───── Information provided

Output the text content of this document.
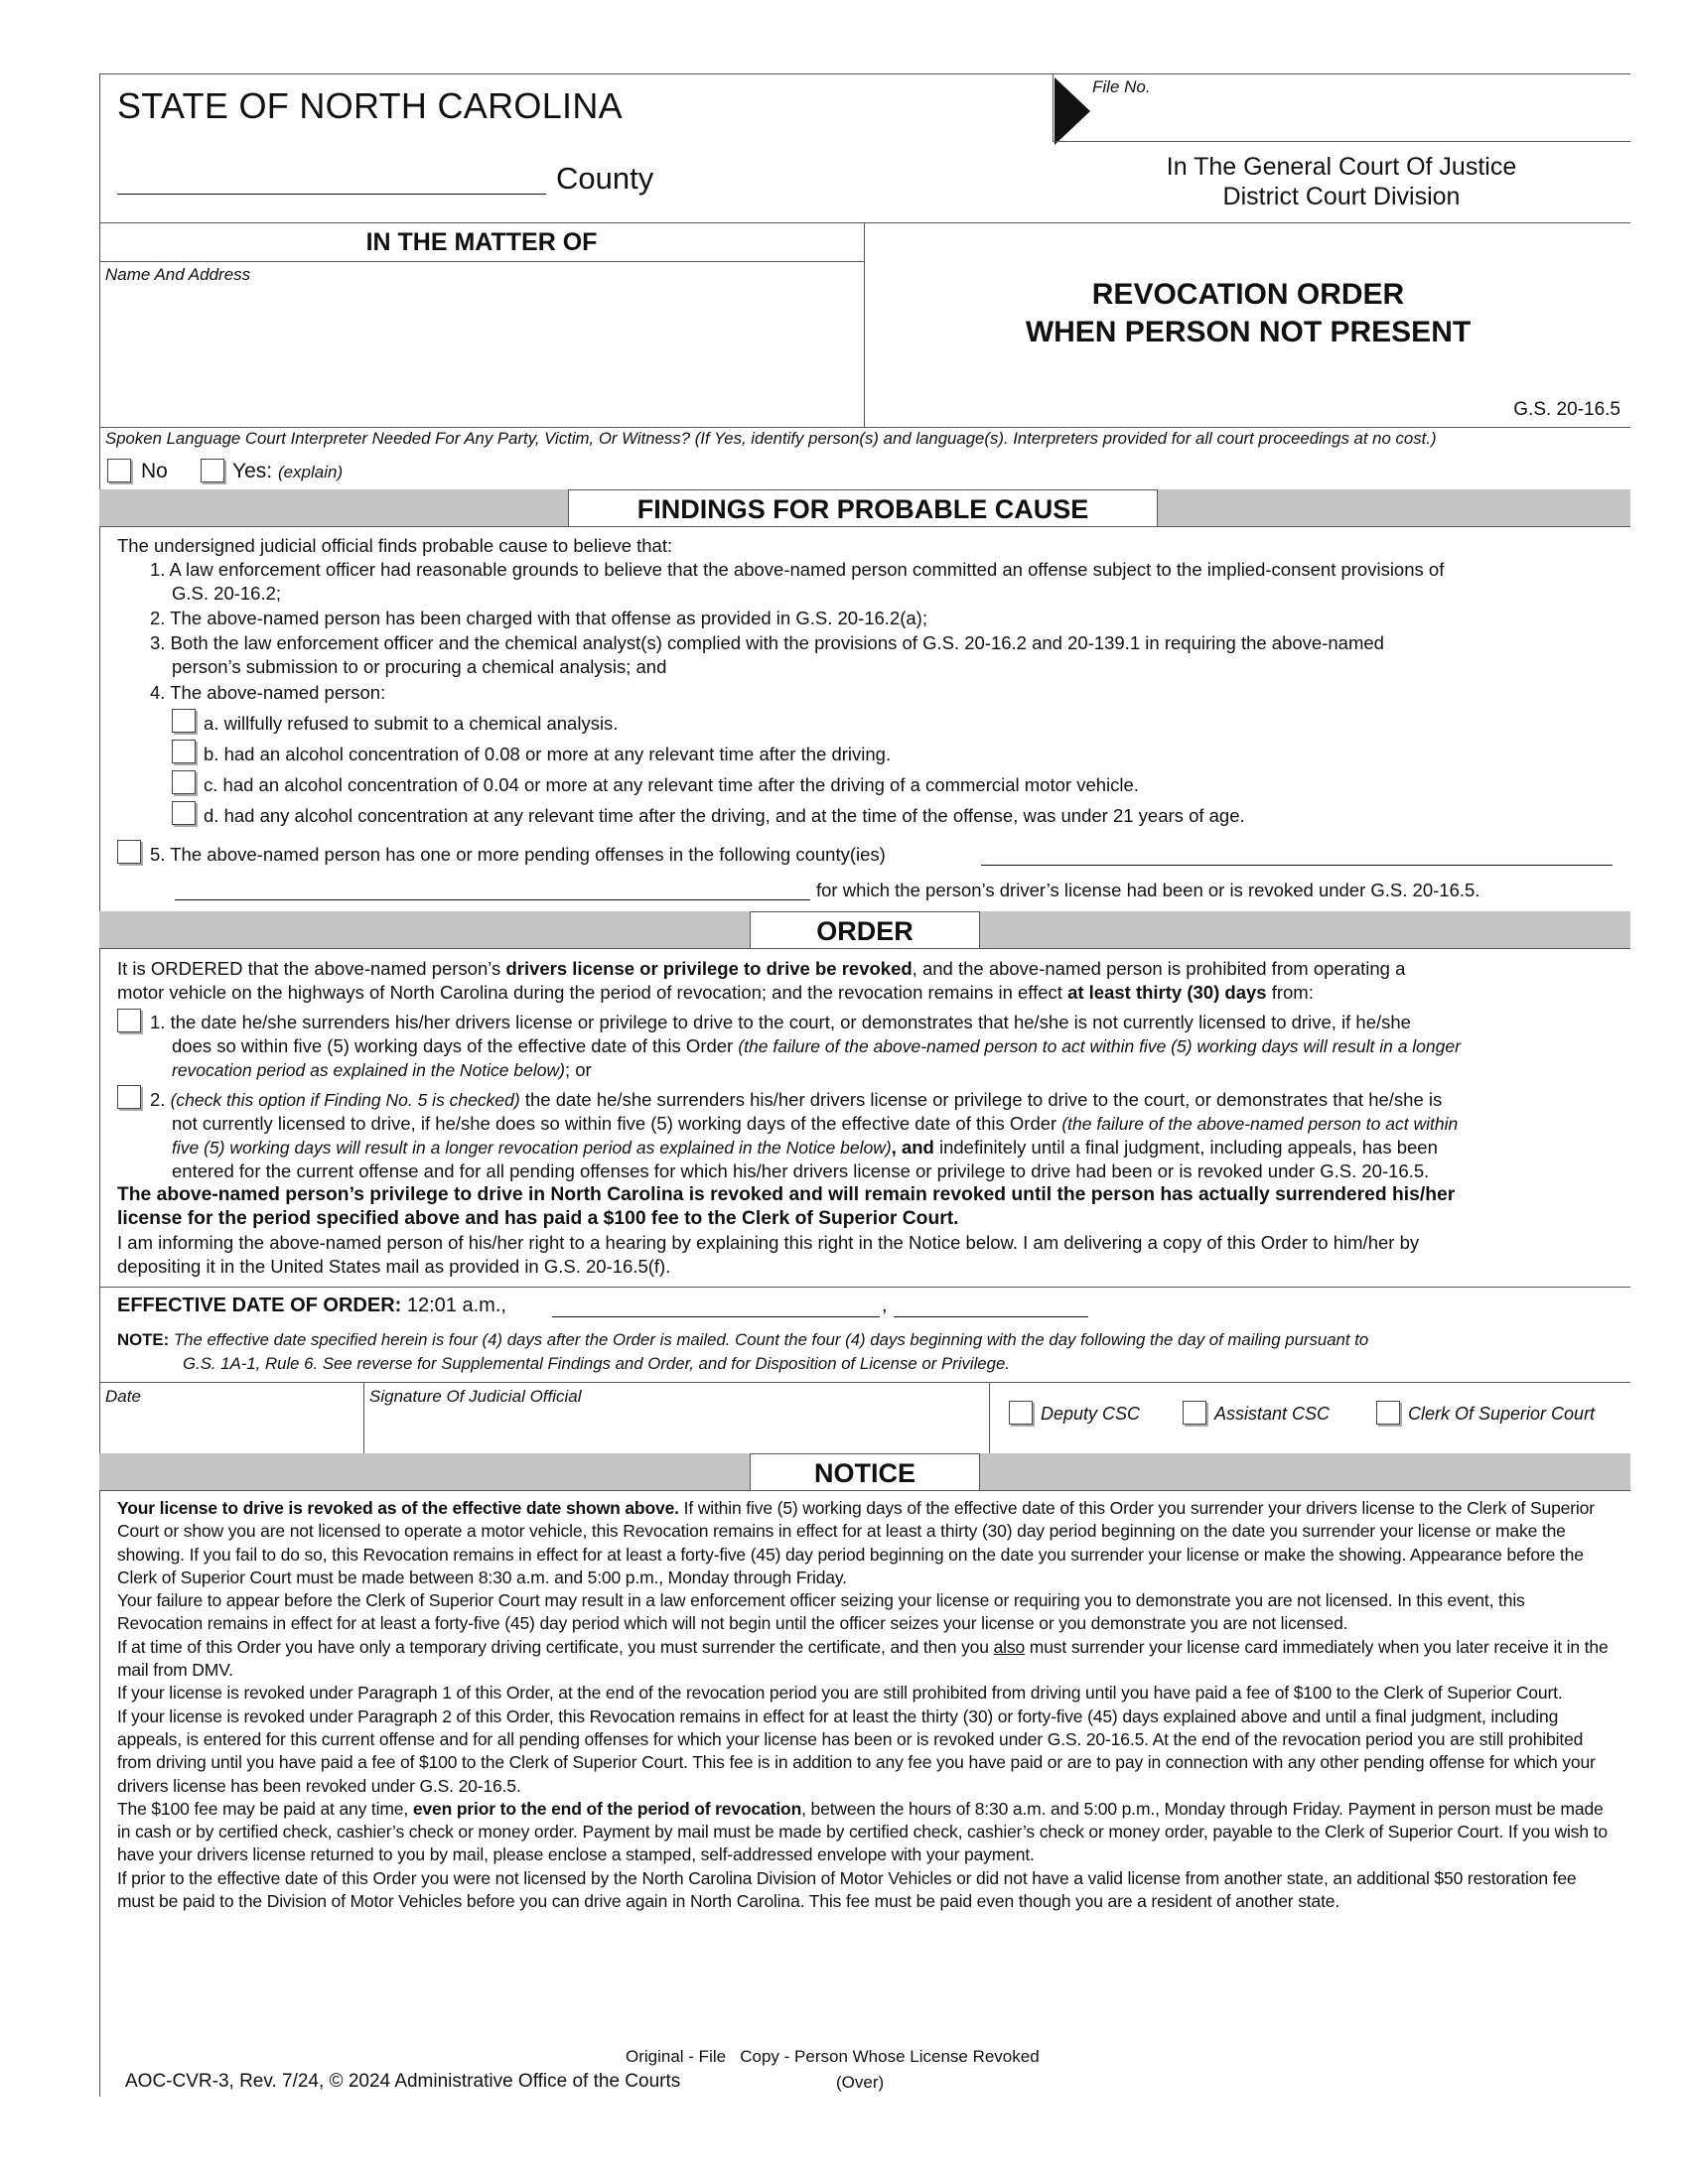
STATE OF NORTH CAROLINA
County
File No.
In The General Court Of Justice
District Court Division
IN THE MATTER OF
Name And Address
REVOCATION ORDER
WHEN PERSON NOT PRESENT
G.S. 20-16.5
Spoken Language Court Interpreter Needed For Any Party, Victim, Or Witness? (If Yes, identify person(s) and language(s). Interpreters provided for all court proceedings at no cost.)
No	Yes: (explain)
FINDINGS FOR PROBABLE CAUSE
The undersigned judicial official finds probable cause to believe that:
1. A law enforcement officer had reasonable grounds to believe that the above-named person committed an offense subject to the implied-consent provisions of
G.S. 20-16.2;
2. The above-named person has been charged with that offense as provided in G.S. 20-16.2(a);
3. Both the law enforcement officer and the chemical analyst(s) complied with the provisions of G.S. 20-16.2 and 20-139.1 in requiring the above-named
person’s submission to or procuring a chemical analysis; and
4. The above-named person:
a. willfully refused to submit to a chemical analysis.
b. had an alcohol concentration of 0.08 or more at any relevant time after the driving.
c. had an alcohol concentration of 0.04 or more at any relevant time after the driving of a commercial motor vehicle.
d. had any alcohol concentration at any relevant time after the driving, and at the time of the offense, was under 21 years of age.
5. The above-named person has one or more pending offenses in the following county(ies)
for which the person’s driver’s license had been or is revoked under G.S. 20-16.5.
ORDER
It is ORDERED that the above-named person’s drivers license or privilege to drive be revoked, and the above-named person is prohibited from operating a
motor vehicle on the highways of North Carolina during the period of revocation; and the revocation remains in effect at least thirty (30) days from:
1. the date he/she surrenders his/her drivers license or privilege to drive to the court, or demonstrates that he/she is not currently licensed to drive, if he/she
does so within five (5) working days of the effective date of this Order (the failure of the above-named person to act within five (5) working days will result in a longer
revocation period as explained in the Notice below); or
2. (check this option if Finding No. 5 is checked) the date he/she surrenders his/her drivers license or privilege to drive to the court, or demonstrates that he/she is
not currently licensed to drive, if he/she does so within five (5) working days of the effective date of this Order (the failure of the above-named person to act within
five (5) working days will result in a longer revocation period as explained in the Notice below), and indefinitely until a final judgment, including appeals, has been
entered for the current offense and for all pending offenses for which his/her drivers license or privilege to drive had been or is revoked under G.S. 20-16.5.
The above-named person’s privilege to drive in North Carolina is revoked and will remain revoked until the person has actually surrendered his/her
license for the period specified above and has paid a $100 fee to the Clerk of Superior Court.
I am informing the above-named person of his/her right to a hearing by explaining this right in the Notice below. I am delivering a copy of this Order to him/her by
depositing it in the United States mail as provided in G.S. 20-16.5(f).
EFFECTIVE DATE OF ORDER: 12:01 a.m.,	,
NOTE: The effective date specified herein is four (4) days after the Order is mailed. Count the four (4) days beginning with the day following the day of mailing pursuant to
G.S. 1A-1, Rule 6. See reverse for Supplemental Findings and Order, and for Disposition of License or Privilege.
Date	Signature Of Judicial Official
Deputy CSC	Assistant CSC	Clerk Of Superior Court
NOTICE

Your license to drive is revoked as of the effective date shown above. If within five (5) working days of the effective date of this Order you surrender your drivers license to the Clerk of Superior Court or show you are not licensed to operate a motor vehicle, this Revocation remains in effect for at least a thirty (30) day period beginning on the date you surrender your license or make the showing. If you fail to do so, this Revocation remains in effect for at least a forty-five (45) day period beginning on the date you surrender your license or make the showing. Appearance before the Clerk of Superior Court must be made between 8:30 a.m. and 5:00 p.m., Monday through Friday.

Your failure to appear before the Clerk of Superior Court may result in a law enforcement officer seizing your license or requiring you to demonstrate you are not licensed. In this event, this Revocation remains in effect for at least a forty-five (45) day period which will not begin until the officer seizes your license or you demonstrate you are not licensed.

If at time of this Order you have only a temporary driving certificate, you must surrender the certificate, and then you also must surrender your license card immediately when you later receive it in the mail from DMV.

If your license is revoked under Paragraph 1 of this Order, at the end of the revocation period you are still prohibited from driving until you have paid a fee of $100 to the Clerk of Superior Court.

If your license is revoked under Paragraph 2 of this Order, this Revocation remains in effect for at least the thirty (30) or forty-five (45) days explained above and until a final judgment, including appeals, is entered for this current offense and for all pending offenses for which your license has been or is revoked under G.S. 20-16.5. At the end of the revocation period you are still prohibited from driving until you have paid a fee of $100 to the Clerk of Superior Court. This fee is in addition to any fee you have paid or are to pay in connection with any other pending offense for which your drivers license has been revoked under G.S. 20-16.5.

The $100 fee may be paid at any time, even prior to the end of the period of revocation, between the hours of 8:30 a.m. and 5:00 p.m., Monday through Friday. Payment in person must be made in cash or by certified check, cashier’s check or money order. Payment by mail must be made by certified check, cashier’s check or money order, payable to the Clerk of Superior Court. If you wish to have your drivers license returned to you by mail, please enclose a stamped, self-addressed envelope with your payment.

If prior to the effective date of this Order you were not licensed by the North Carolina Division of Motor Vehicles or did not have a valid license from another state, an additional $50 restoration fee must be paid to the Division of Motor Vehicles before you can drive again in North Carolina. This fee must be paid even though you are a resident of another state.

Original - File   Copy - Person Whose License Revoked
AOC-CVR-3, Rev. 7/24, © 2024 Administrative Office of the Courts	(Over)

──────────

Exercise details » Repeat the material above in full and unchanged, minus its images.

Result for this exercise »
Output the text content of this document.
STATE OF NORTH CAROLINA
County
File No.
In The General Court Of Justice
District Court Division
IN THE MATTER OF
Name And Address
REVOCATION ORDER
WHEN PERSON NOT PRESENT
G.S. 20-16.5
Spoken Language Court Interpreter Needed For Any Party, Victim, Or Witness? (If Yes, identify person(s) and language(s). Interpreters provided for all court proceedings at no cost.)
No	Yes: (explain)
FINDINGS FOR PROBABLE CAUSE
The undersigned judicial official finds probable cause to believe that:
1. A law enforcement officer had reasonable grounds to believe that the above-named person committed an offense subject to the implied-consent provisions of
G.S. 20-16.2;
2. The above-named person has been charged with that offense as provided in G.S. 20-16.2(a);
3. Both the law enforcement officer and the chemical analyst(s) complied with the provisions of G.S. 20-16.2 and 20-139.1 in requiring the above-named
person’s submission to or procuring a chemical analysis; and
4. The above-named person:
a. willfully refused to submit to a chemical analysis.
b. had an alcohol concentration of 0.08 or more at any relevant time after the driving.
c. had an alcohol concentration of 0.04 or more at any relevant time after the driving of a commercial motor vehicle.
d. had any alcohol concentration at any relevant time after the driving, and at the time of the offense, was under 21 years of age.
5. The above-named person has one or more pending offenses in the following county(ies)
for which the person’s driver’s license had been or is revoked under G.S. 20-16.5.
ORDER
It is ORDERED that the above-named person’s drivers license or privilege to drive be revoked, and the above-named person is prohibited from operating a
motor vehicle on the highways of North Carolina during the period of revocation; and the revocation remains in effect at least thirty (30) days from:
1. the date he/she surrenders his/her drivers license or privilege to drive to the court, or demonstrates that he/she is not currently licensed to drive, if he/she
does so within five (5) working days of the effective date of this Order (the failure of the above-named person to act within five (5) working days will result in a longer
revocation period as explained in the Notice below); or
2. (check this option if Finding No. 5 is checked) the date he/she surrenders his/her drivers license or privilege to drive to the court, or demonstrates that he/she is
not currently licensed to drive, if he/she does so within five (5) working days of the effective date of this Order (the failure of the above-named person to act within
five (5) working days will result in a longer revocation period as explained in the Notice below), and indefinitely until a final judgment, including appeals, has been
entered for the current offense and for all pending offenses for which his/her drivers license or privilege to drive had been or is revoked under G.S. 20-16.5.
The above-named person’s privilege to drive in North Carolina is revoked and will remain revoked until the person has actually surrendered his/her
license for the period specified above and has paid a $100 fee to the Clerk of Superior Court.
I am informing the above-named person of his/her right to a hearing by explaining this right in the Notice below. I am delivering a copy of this Order to him/her by
depositing it in the United States mail as provided in G.S. 20-16.5(f).
EFFECTIVE DATE OF ORDER: 12:01 a.m.,	,
NOTE: The effective date specified herein is four (4) days after the Order is mailed. Count the four (4) days beginning with the day following the day of mailing pursuant to
G.S. 1A-1, Rule 6. See reverse for Supplemental Findings and Order, and for Disposition of License or Privilege.
Date	Signature Of Judicial Official
Deputy CSC	Assistant CSC	Clerk Of Superior Court
NOTICE

Your license to drive is revoked as of the effective date shown above. If within five (5) working days of the effective date of this Order you surrender your drivers license to the Clerk of Superior Court or show you are not licensed to operate a motor vehicle, this Revocation remains in effect for at least a thirty (30) day period beginning on the date you surrender your license or make the showing. If you fail to do so, this Revocation remains in effect for at least a forty-five (45) day period beginning on the date you surrender your license or make the showing. Appearance before the Clerk of Superior Court must be made between 8:30 a.m. and 5:00 p.m., Monday through Friday.

Your failure to appear before the Clerk of Superior Court may result in a law enforcement officer seizing your license or requiring you to demonstrate you are not licensed. In this event, this Revocation remains in effect for at least a forty-five (45) day period which will not begin until the officer seizes your license or you demonstrate you are not licensed.

If at time of this Order you have only a temporary driving certificate, you must surrender the certificate, and then you also must surrender your license card immediately when you later receive it in the mail from DMV.

If your license is revoked under Paragraph 1 of this Order, at the end of the revocation period you are still prohibited from driving until you have paid a fee of $100 to the Clerk of Superior Court.

If your license is revoked under Paragraph 2 of this Order, this Revocation remains in effect for at least the thirty (30) or forty-five (45) days explained above and until a final judgment, including appeals, is entered for this current offense and for all pending offenses for which your license has been or is revoked under G.S. 20-16.5. At the end of the revocation period you are still prohibited from driving until you have paid a fee of $100 to the Clerk of Superior Court. This fee is in addition to any fee you have paid or are to pay in connection with any other pending offense for which your drivers license has been revoked under G.S. 20-16.5.

The $100 fee may be paid at any time, even prior to the end of the period of revocation, between the hours of 8:30 a.m. and 5:00 p.m., Monday through Friday. Payment in person must be made in cash or by certified check, cashier’s check or money order. Payment by mail must be made by certified check, cashier’s check or money order, payable to the Clerk of Superior Court. If you wish to have your drivers license returned to you by mail, please enclose a stamped, self-addressed envelope with your payment.

If prior to the effective date of this Order you were not licensed by the North Carolina Division of Motor Vehicles or did not have a valid license from another state, an additional $50 restoration fee must be paid to the Division of Motor Vehicles before you can drive again in North Carolina. This fee must be paid even though you are a resident of another state.

Original - File   Copy - Person Whose License Revoked
AOC-CVR-3, Rev. 7/24, © 2024 Administrative Office of the Courts	(Over)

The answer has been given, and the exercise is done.